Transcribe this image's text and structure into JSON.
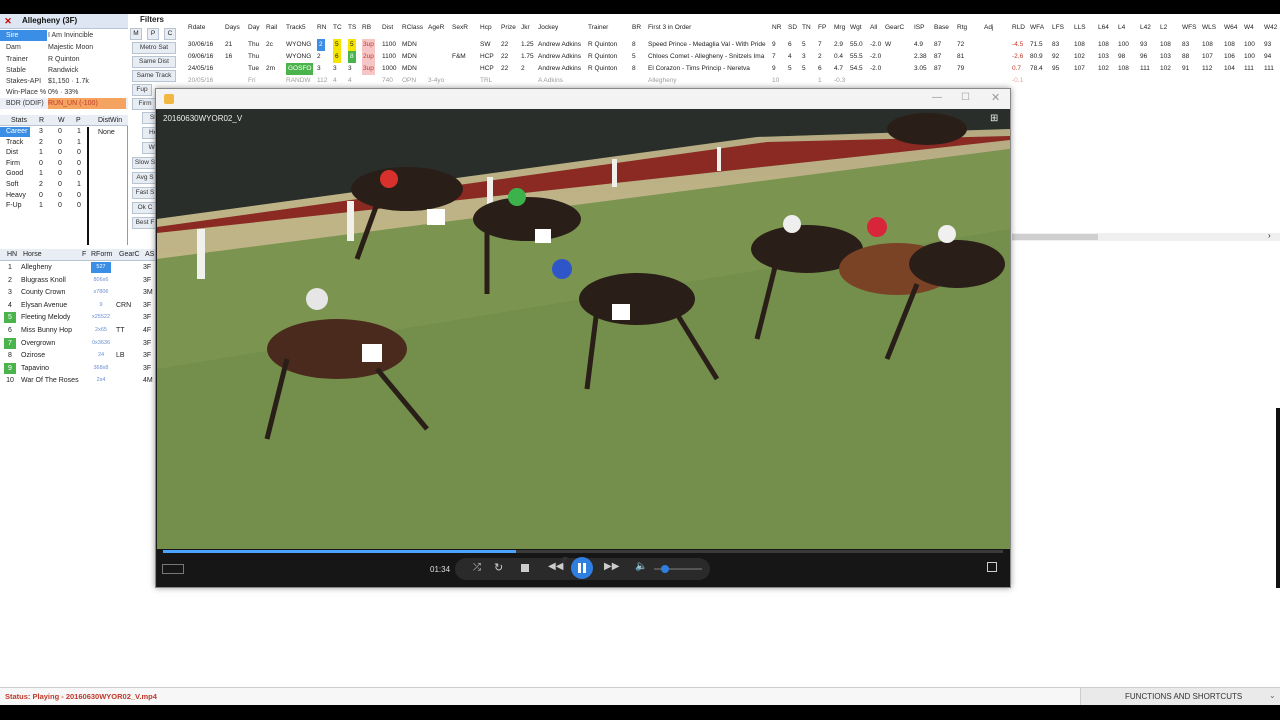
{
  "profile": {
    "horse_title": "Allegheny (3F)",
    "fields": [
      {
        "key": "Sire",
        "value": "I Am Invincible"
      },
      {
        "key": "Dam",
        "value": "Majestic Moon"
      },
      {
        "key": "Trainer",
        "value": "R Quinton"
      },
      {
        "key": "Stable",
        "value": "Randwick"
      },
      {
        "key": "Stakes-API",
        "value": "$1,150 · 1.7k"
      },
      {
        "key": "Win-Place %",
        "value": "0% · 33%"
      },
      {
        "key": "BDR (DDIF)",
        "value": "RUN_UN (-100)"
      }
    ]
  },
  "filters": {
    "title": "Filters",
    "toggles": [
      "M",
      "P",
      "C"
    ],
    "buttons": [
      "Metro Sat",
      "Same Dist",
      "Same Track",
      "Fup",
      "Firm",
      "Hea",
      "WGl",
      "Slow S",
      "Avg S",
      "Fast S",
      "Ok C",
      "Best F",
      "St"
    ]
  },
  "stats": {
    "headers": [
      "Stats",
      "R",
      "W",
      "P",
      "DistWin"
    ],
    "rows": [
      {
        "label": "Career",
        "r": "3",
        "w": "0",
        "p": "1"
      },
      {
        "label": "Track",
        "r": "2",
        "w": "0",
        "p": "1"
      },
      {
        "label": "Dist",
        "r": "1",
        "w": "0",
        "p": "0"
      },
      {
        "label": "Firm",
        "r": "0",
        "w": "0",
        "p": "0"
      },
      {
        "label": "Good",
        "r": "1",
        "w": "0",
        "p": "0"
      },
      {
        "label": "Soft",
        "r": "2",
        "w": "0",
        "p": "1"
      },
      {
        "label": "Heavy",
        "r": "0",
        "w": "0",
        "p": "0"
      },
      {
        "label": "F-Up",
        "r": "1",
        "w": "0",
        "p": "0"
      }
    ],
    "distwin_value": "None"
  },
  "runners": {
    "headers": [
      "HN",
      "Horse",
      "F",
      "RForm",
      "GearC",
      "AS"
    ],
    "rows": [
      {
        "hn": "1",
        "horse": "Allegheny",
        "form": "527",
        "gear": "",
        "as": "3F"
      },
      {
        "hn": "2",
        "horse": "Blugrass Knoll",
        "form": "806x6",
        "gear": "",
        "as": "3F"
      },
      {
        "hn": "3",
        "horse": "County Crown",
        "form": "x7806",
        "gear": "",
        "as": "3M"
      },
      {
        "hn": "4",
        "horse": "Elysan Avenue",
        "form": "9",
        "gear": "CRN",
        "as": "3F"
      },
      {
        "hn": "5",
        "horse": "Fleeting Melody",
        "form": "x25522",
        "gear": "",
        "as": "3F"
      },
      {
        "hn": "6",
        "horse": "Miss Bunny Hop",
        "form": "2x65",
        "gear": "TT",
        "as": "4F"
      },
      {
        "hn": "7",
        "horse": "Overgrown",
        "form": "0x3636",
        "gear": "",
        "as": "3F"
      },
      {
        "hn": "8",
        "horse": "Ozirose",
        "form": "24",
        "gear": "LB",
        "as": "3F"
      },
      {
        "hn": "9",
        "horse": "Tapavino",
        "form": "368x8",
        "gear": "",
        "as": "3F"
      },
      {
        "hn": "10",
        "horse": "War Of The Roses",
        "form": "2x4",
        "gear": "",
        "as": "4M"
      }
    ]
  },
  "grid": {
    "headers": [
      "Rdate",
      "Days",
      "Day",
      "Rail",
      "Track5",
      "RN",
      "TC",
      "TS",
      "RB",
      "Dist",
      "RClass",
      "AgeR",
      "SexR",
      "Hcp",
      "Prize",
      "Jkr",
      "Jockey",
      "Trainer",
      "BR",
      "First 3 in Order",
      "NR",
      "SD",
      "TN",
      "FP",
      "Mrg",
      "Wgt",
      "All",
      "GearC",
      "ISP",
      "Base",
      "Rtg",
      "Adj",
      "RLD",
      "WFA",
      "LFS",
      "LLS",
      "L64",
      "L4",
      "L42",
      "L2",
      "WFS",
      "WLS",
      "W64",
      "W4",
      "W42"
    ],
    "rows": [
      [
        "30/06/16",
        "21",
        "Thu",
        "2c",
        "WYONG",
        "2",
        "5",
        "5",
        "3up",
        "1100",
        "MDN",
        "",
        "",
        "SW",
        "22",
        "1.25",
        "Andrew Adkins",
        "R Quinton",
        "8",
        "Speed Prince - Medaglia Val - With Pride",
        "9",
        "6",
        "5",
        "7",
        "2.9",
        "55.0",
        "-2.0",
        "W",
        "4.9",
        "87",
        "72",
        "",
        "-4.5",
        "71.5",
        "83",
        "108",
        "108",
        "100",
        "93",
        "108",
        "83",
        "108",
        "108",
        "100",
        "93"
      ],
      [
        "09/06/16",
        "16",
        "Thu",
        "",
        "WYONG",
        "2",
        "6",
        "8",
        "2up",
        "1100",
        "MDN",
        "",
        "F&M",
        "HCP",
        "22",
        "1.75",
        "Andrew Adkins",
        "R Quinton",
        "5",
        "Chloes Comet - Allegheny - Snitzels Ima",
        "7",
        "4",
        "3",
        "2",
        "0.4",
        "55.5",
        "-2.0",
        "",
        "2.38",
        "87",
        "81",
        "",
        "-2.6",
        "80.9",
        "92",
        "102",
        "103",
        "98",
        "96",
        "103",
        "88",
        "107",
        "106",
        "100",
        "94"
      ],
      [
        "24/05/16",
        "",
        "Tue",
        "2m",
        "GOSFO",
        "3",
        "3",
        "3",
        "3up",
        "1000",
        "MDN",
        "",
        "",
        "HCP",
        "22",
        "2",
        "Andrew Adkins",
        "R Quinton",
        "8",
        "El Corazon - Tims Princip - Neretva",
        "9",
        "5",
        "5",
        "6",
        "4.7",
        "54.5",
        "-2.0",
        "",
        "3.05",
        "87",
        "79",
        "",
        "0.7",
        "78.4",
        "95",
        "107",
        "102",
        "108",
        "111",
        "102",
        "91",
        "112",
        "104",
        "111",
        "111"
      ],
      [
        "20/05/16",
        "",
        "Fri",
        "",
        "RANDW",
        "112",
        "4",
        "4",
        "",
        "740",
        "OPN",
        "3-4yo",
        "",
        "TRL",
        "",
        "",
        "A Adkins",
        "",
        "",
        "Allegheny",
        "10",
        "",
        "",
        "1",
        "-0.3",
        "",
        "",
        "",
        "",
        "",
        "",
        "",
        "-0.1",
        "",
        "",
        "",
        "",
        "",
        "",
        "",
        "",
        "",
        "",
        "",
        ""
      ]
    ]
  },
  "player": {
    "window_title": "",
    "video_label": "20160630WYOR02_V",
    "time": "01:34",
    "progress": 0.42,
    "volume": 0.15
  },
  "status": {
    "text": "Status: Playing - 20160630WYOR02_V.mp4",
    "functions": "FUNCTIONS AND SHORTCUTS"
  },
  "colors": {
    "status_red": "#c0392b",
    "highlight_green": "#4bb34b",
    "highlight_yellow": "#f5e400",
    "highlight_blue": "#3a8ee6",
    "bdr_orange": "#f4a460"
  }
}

---*---

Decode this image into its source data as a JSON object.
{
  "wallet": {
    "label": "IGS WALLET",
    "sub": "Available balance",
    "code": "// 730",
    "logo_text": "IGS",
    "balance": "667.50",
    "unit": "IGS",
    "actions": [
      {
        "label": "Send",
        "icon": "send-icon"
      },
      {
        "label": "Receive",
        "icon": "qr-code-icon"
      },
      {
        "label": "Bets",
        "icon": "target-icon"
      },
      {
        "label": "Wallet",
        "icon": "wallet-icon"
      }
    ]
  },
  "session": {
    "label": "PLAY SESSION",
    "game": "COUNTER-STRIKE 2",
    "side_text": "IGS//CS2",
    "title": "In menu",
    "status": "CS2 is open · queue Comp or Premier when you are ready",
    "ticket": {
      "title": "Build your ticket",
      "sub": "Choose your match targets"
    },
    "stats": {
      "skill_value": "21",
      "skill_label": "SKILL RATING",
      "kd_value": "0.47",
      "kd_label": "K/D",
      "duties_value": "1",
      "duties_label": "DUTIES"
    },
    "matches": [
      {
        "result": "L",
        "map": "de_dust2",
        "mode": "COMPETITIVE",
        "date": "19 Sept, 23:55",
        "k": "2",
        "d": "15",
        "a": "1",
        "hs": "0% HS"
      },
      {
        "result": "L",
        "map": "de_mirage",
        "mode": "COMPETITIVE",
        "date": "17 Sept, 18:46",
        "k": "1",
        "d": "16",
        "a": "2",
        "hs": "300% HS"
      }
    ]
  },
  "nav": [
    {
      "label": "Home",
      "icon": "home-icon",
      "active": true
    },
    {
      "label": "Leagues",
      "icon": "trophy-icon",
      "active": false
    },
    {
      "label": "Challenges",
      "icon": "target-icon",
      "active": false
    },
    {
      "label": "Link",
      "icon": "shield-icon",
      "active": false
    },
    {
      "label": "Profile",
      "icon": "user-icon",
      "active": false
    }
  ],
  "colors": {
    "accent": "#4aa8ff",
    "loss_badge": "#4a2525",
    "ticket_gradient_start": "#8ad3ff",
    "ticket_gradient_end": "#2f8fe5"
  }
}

---*---

Work instructions:
Only lines that contain the word "icon" are wanted; copy each of them.

Finished task:
        "icon": "send-icon"
        "icon": "qr-code-icon"
        "icon": "target-icon"
        "icon": "wallet-icon"
      "icon": "home-icon",
      "icon": "trophy-icon",
      "icon": "target-icon",
      "icon": "shield-icon",
      "icon": "user-icon",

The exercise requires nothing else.